Task goal.
Copy out each of the following rows verbatim, preserving every character and line break.

-----

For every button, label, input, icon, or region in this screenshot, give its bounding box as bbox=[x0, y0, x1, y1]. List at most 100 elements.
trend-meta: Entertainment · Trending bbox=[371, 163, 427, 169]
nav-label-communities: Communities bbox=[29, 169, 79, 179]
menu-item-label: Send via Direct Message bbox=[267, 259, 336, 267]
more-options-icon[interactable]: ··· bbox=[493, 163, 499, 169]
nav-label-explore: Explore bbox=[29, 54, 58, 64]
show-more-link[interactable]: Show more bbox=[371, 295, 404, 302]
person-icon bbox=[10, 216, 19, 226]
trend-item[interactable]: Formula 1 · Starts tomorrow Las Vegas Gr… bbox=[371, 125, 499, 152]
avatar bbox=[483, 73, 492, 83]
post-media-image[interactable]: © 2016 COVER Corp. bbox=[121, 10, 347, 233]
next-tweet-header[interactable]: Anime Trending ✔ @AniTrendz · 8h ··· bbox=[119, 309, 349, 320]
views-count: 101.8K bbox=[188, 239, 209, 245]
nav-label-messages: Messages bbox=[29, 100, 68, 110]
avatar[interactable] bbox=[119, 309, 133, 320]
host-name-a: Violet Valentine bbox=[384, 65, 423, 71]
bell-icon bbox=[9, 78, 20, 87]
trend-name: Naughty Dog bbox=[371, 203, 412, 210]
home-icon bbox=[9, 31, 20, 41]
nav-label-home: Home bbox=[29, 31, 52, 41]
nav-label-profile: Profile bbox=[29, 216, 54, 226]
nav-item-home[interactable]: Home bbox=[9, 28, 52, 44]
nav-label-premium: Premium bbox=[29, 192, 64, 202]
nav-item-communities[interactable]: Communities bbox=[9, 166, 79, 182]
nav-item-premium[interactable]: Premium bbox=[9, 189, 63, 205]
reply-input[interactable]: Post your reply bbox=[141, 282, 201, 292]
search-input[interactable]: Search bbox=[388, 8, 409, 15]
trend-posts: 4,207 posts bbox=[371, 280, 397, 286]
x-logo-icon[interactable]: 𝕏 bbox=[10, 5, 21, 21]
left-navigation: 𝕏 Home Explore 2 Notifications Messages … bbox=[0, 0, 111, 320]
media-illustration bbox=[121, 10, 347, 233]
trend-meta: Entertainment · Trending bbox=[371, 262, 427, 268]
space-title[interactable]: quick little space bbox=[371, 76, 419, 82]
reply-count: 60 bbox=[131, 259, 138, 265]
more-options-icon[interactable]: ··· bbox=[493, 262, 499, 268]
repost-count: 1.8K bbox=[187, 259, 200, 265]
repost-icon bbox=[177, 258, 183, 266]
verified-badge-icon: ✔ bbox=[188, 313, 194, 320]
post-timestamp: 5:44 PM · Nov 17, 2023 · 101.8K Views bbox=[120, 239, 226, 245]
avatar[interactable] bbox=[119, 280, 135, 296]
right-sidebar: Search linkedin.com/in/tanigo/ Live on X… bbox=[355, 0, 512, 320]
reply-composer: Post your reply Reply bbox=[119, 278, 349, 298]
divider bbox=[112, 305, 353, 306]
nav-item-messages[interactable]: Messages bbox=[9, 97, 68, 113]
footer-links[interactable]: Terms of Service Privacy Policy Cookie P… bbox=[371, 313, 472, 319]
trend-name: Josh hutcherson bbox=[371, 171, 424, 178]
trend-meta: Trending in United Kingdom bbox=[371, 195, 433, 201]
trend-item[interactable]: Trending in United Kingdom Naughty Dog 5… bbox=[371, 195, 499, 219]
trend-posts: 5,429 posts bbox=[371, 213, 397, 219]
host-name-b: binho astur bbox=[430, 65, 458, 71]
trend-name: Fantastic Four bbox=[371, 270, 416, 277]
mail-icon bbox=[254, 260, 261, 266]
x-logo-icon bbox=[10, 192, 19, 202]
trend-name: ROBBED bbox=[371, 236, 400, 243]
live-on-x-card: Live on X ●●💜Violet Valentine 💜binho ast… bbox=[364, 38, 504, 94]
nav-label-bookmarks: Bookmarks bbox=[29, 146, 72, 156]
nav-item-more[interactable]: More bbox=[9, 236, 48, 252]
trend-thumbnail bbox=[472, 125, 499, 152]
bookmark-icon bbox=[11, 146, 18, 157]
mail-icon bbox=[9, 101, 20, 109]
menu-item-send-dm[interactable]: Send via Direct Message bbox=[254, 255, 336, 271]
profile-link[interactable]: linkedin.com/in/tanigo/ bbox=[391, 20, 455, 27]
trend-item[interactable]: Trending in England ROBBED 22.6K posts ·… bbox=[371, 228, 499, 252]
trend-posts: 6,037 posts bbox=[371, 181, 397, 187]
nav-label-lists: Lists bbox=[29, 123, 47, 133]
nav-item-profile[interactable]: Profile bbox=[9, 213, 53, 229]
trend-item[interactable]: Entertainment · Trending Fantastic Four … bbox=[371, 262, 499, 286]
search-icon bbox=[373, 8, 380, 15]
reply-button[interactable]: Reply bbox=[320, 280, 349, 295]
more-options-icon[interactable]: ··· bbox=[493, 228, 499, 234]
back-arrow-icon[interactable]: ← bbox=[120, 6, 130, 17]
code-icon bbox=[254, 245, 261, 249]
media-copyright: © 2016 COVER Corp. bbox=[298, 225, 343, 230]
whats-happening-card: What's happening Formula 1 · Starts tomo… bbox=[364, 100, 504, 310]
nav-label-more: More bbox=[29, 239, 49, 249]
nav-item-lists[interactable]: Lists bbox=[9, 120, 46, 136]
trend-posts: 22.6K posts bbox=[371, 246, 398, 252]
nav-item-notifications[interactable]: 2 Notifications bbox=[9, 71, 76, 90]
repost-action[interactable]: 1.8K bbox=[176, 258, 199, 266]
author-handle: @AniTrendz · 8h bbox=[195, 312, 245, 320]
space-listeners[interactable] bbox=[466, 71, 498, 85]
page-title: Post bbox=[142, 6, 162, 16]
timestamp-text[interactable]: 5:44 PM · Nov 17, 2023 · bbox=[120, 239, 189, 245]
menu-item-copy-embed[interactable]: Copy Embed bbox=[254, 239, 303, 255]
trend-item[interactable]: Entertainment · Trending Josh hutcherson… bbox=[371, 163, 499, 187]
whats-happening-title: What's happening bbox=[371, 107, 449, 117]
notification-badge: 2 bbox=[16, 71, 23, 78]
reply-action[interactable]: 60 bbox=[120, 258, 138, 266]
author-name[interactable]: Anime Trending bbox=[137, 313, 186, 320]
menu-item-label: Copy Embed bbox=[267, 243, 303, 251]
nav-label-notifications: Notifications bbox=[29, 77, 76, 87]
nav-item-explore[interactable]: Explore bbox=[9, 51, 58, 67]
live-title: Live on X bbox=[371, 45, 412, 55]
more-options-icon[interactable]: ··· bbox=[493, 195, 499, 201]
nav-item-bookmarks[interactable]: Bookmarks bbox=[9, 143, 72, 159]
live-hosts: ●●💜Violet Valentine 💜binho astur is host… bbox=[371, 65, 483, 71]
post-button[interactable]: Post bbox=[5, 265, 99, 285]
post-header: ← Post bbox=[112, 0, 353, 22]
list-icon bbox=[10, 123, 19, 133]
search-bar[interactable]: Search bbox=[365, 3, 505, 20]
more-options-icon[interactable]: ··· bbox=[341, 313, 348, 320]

-----

Answer to the task.
For every button, label, input, icon, or region in this screenshot, give its bounding box as bbox=[x0, y0, x1, y1]. List at most 100 elements.
trend-meta: Entertainment · Trending bbox=[371, 163, 427, 169]
nav-label-communities: Communities bbox=[29, 169, 79, 179]
menu-item-label: Send via Direct Message bbox=[267, 259, 336, 267]
more-options-icon[interactable]: ··· bbox=[493, 163, 499, 169]
nav-label-explore: Explore bbox=[29, 54, 58, 64]
show-more-link[interactable]: Show more bbox=[371, 295, 404, 302]
person-icon bbox=[10, 216, 19, 226]
trend-item[interactable]: Formula 1 · Starts tomorrow Las Vegas Gr… bbox=[371, 125, 499, 152]
avatar bbox=[483, 73, 492, 83]
post-media-image[interactable]: © 2016 COVER Corp. bbox=[121, 10, 347, 233]
next-tweet-header[interactable]: Anime Trending ✔ @AniTrendz · 8h ··· bbox=[119, 309, 349, 320]
views-count: 101.8K bbox=[188, 239, 209, 245]
nav-label-messages: Messages bbox=[29, 100, 68, 110]
avatar[interactable] bbox=[119, 309, 133, 320]
host-name-a: Violet Valentine bbox=[384, 65, 423, 71]
bell-icon bbox=[9, 78, 20, 87]
trend-name: Naughty Dog bbox=[371, 203, 412, 210]
home-icon bbox=[9, 31, 20, 41]
nav-label-home: Home bbox=[29, 31, 52, 41]
nav-label-profile: Profile bbox=[29, 216, 54, 226]
nav-item-home[interactable]: Home bbox=[9, 28, 52, 44]
nav-label-premium: Premium bbox=[29, 192, 64, 202]
nav-item-communities[interactable]: Communities bbox=[9, 166, 79, 182]
nav-item-premium[interactable]: Premium bbox=[9, 189, 63, 205]
reply-input[interactable]: Post your reply bbox=[141, 282, 201, 292]
search-input[interactable]: Search bbox=[388, 8, 409, 15]
trend-posts: 4,207 posts bbox=[371, 280, 397, 286]
x-logo-icon[interactable]: 𝕏 bbox=[10, 5, 21, 21]
left-navigation: 𝕏 Home Explore 2 Notifications Messages … bbox=[0, 0, 111, 320]
media-illustration bbox=[121, 10, 347, 233]
trend-meta: Entertainment · Trending bbox=[371, 262, 427, 268]
space-title[interactable]: quick little space bbox=[371, 76, 419, 82]
reply-count: 60 bbox=[131, 259, 138, 265]
more-options-icon[interactable]: ··· bbox=[493, 262, 499, 268]
repost-count: 1.8K bbox=[187, 259, 200, 265]
repost-icon bbox=[177, 258, 183, 266]
verified-badge-icon: ✔ bbox=[188, 313, 194, 320]
post-timestamp: 5:44 PM · Nov 17, 2023 · 101.8K Views bbox=[120, 239, 226, 245]
avatar[interactable] bbox=[119, 280, 135, 296]
right-sidebar: Search linkedin.com/in/tanigo/ Live on X… bbox=[355, 0, 512, 320]
reply-composer: Post your reply Reply bbox=[119, 278, 349, 298]
divider bbox=[112, 305, 353, 306]
nav-item-messages[interactable]: Messages bbox=[9, 97, 68, 113]
footer-links[interactable]: Terms of Service Privacy Policy Cookie P… bbox=[371, 313, 472, 319]
trend-name: Josh hutcherson bbox=[371, 171, 424, 178]
trend-meta: Trending in United Kingdom bbox=[371, 195, 433, 201]
trend-item[interactable]: Trending in United Kingdom Naughty Dog 5… bbox=[371, 195, 499, 219]
trend-posts: 5,429 posts bbox=[371, 213, 397, 219]
host-name-b: binho astur bbox=[430, 65, 458, 71]
trend-name: Fantastic Four bbox=[371, 270, 416, 277]
mail-icon bbox=[254, 260, 261, 266]
x-logo-icon bbox=[10, 192, 19, 202]
trend-name: ROBBED bbox=[371, 236, 400, 243]
live-on-x-card: Live on X ●●💜Violet Valentine 💜binho ast… bbox=[364, 38, 504, 94]
nav-label-bookmarks: Bookmarks bbox=[29, 146, 72, 156]
nav-item-more[interactable]: More bbox=[9, 236, 48, 252]
trend-thumbnail bbox=[472, 125, 499, 152]
bookmark-icon bbox=[11, 146, 18, 157]
mail-icon bbox=[9, 101, 20, 109]
menu-item-send-dm[interactable]: Send via Direct Message bbox=[254, 255, 336, 271]
profile-link[interactable]: linkedin.com/in/tanigo/ bbox=[391, 20, 455, 27]
trend-item[interactable]: Trending in England ROBBED 22.6K posts ·… bbox=[371, 228, 499, 252]
trend-posts: 6,037 posts bbox=[371, 181, 397, 187]
nav-label-lists: Lists bbox=[29, 123, 47, 133]
nav-item-profile[interactable]: Profile bbox=[9, 213, 53, 229]
trend-item[interactable]: Entertainment · Trending Fantastic Four … bbox=[371, 262, 499, 286]
search-icon bbox=[373, 8, 380, 15]
reply-button[interactable]: Reply bbox=[320, 280, 349, 295]
more-options-icon[interactable]: ··· bbox=[493, 228, 499, 234]
back-arrow-icon[interactable]: ← bbox=[120, 6, 130, 17]
code-icon bbox=[254, 245, 261, 249]
media-copyright: © 2016 COVER Corp. bbox=[298, 225, 343, 230]
whats-happening-card: What's happening Formula 1 · Starts tomo… bbox=[364, 100, 504, 310]
nav-label-more: More bbox=[29, 239, 49, 249]
nav-item-lists[interactable]: Lists bbox=[9, 120, 46, 136]
trend-posts: 22.6K posts bbox=[371, 246, 398, 252]
nav-item-notifications[interactable]: 2 Notifications bbox=[9, 71, 76, 90]
repost-action[interactable]: 1.8K bbox=[176, 258, 199, 266]
author-handle: @AniTrendz · 8h bbox=[195, 312, 245, 320]
space-listeners[interactable] bbox=[466, 71, 498, 85]
page-title: Post bbox=[142, 6, 162, 16]
timestamp-text[interactable]: 5:44 PM · Nov 17, 2023 · bbox=[120, 239, 189, 245]
menu-item-copy-embed[interactable]: Copy Embed bbox=[254, 239, 303, 255]
trend-item[interactable]: Entertainment · Trending Josh hutcherson… bbox=[371, 163, 499, 187]
whats-happening-title: What's happening bbox=[371, 107, 449, 117]
notification-badge: 2 bbox=[16, 71, 23, 78]
reply-action[interactable]: 60 bbox=[120, 258, 138, 266]
author-name[interactable]: Anime Trending bbox=[137, 313, 186, 320]
menu-item-label: Copy Embed bbox=[267, 243, 303, 251]
nav-label-notifications: Notifications bbox=[29, 77, 76, 87]
nav-item-explore[interactable]: Explore bbox=[9, 51, 58, 67]
live-title: Live on X bbox=[371, 45, 412, 55]
more-options-icon[interactable]: ··· bbox=[493, 195, 499, 201]
nav-item-bookmarks[interactable]: Bookmarks bbox=[9, 143, 72, 159]
live-hosts: ●●💜Violet Valentine 💜binho astur is host… bbox=[371, 65, 483, 71]
post-button[interactable]: Post bbox=[5, 265, 99, 285]
post-header: ← Post bbox=[112, 0, 353, 22]
list-icon bbox=[10, 123, 19, 133]
search-bar[interactable]: Search bbox=[365, 3, 505, 20]
more-options-icon[interactable]: ··· bbox=[341, 313, 348, 320]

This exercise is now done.